**REQUIRED TASK:** For every line in the data below that contains "JSON", copy the line.

** start DATA FOR THE TASK **

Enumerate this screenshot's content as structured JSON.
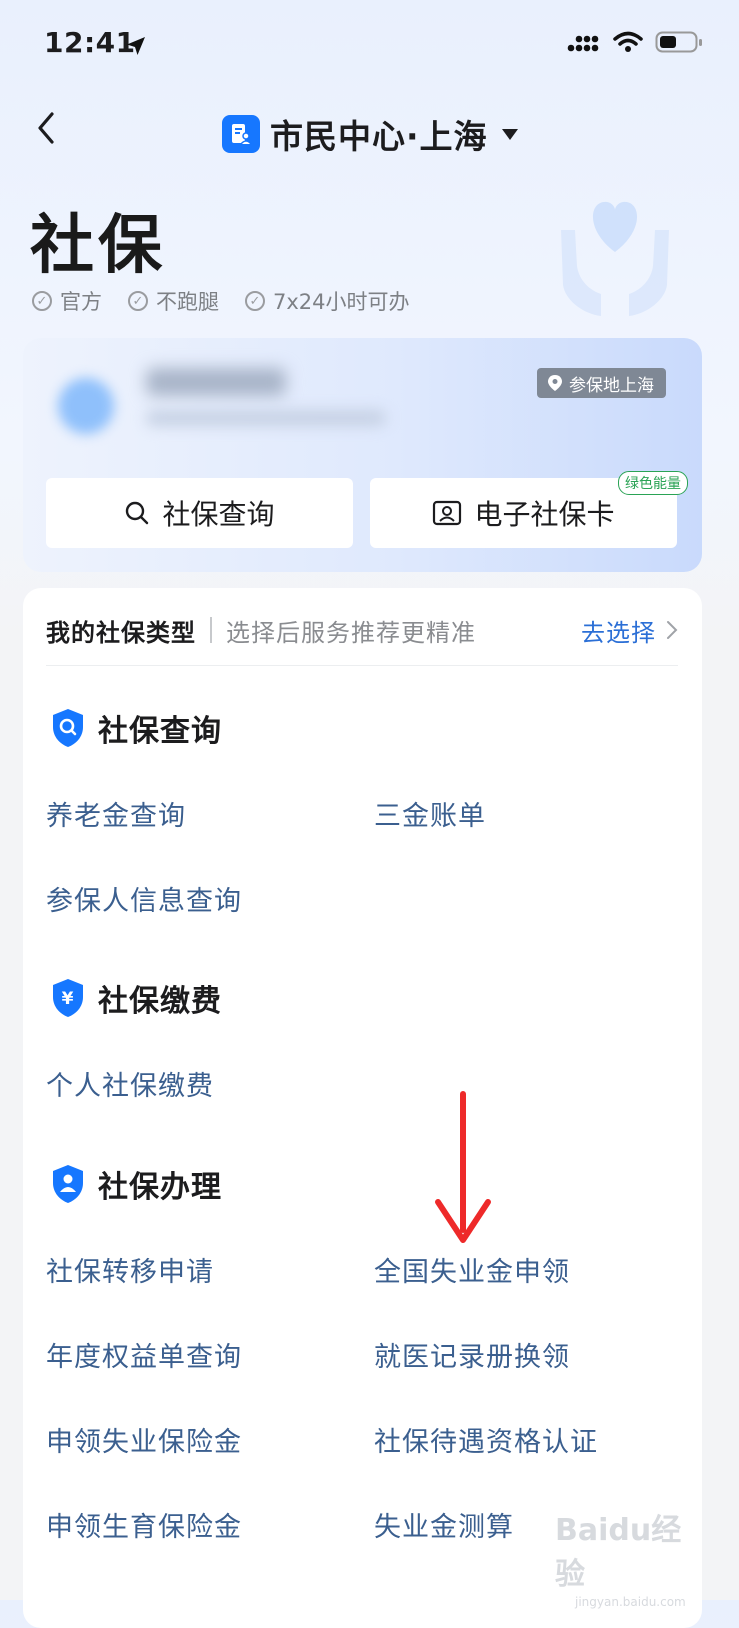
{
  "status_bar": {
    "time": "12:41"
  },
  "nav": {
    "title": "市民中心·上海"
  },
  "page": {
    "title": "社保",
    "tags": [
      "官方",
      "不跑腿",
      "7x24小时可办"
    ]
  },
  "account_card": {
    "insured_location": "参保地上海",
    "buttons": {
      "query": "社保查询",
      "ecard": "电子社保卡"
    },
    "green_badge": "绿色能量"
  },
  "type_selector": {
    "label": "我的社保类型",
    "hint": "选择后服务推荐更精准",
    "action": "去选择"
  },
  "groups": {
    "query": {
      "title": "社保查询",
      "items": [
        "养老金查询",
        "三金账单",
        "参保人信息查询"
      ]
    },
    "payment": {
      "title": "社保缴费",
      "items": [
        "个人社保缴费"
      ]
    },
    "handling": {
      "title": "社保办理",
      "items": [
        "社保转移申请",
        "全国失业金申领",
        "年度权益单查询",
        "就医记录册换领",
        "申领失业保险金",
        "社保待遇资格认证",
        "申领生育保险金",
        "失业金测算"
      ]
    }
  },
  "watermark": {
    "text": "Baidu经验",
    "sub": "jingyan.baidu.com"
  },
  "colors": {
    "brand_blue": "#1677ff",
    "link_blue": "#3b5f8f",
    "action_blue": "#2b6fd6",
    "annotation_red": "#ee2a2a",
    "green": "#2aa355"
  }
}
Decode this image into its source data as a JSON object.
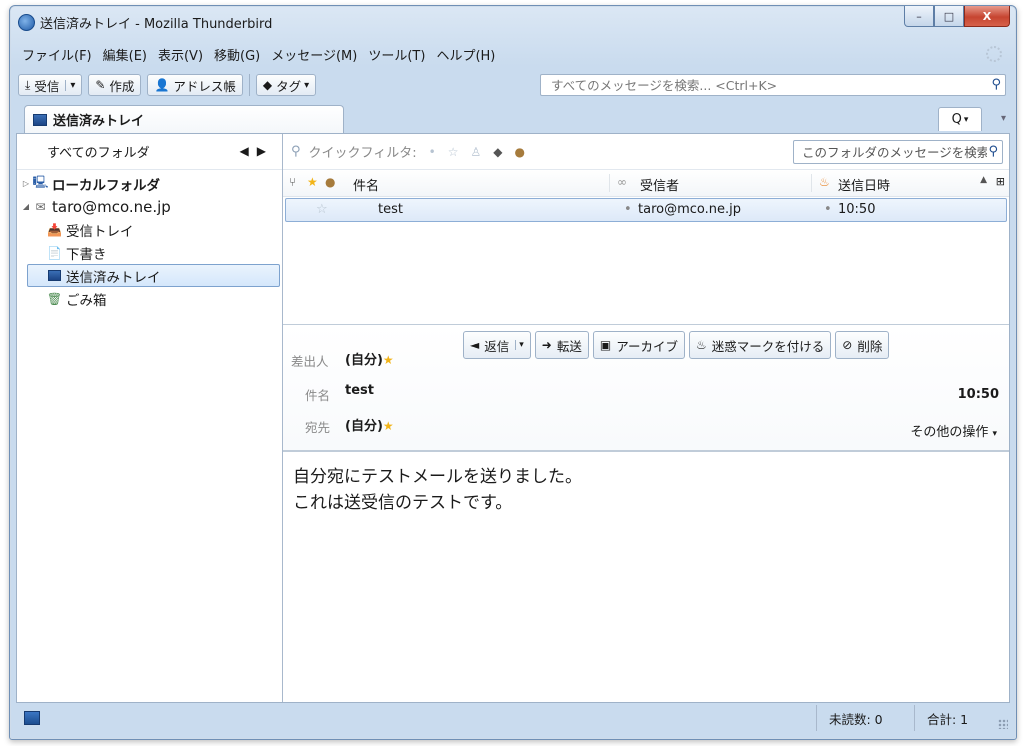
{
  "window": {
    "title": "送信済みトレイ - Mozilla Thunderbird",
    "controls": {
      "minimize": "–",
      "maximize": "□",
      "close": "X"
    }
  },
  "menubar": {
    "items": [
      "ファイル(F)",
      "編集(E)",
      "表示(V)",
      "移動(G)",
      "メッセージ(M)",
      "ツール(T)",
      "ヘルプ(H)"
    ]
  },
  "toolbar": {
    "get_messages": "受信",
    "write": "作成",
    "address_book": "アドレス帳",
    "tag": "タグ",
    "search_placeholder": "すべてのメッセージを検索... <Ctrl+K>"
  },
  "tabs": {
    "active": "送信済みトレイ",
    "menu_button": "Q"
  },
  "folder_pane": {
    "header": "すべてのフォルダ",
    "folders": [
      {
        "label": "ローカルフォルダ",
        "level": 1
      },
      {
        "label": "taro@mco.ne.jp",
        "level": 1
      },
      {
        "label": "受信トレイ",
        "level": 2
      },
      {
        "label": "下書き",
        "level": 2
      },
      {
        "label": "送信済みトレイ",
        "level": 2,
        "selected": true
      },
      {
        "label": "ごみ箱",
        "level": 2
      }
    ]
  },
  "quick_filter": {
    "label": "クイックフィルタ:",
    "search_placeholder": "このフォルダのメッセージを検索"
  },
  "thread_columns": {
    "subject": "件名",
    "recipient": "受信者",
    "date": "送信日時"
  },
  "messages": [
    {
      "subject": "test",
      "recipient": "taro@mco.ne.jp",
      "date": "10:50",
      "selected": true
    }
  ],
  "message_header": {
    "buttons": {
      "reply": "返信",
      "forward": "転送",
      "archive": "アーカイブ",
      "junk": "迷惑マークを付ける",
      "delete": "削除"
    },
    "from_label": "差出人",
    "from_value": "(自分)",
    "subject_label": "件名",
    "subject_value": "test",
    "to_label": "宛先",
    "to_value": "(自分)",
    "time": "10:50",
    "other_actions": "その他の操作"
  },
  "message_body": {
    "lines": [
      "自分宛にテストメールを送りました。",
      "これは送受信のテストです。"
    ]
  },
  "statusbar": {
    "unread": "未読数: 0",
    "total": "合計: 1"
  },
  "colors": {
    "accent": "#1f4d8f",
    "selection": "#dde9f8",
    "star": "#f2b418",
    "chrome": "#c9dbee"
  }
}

** end DATA FOR THE TASK **

**WORKED SOLUTION:**
Enumerate this screenshot's content as structured JSON.
Decode this image into its source data as a JSON object.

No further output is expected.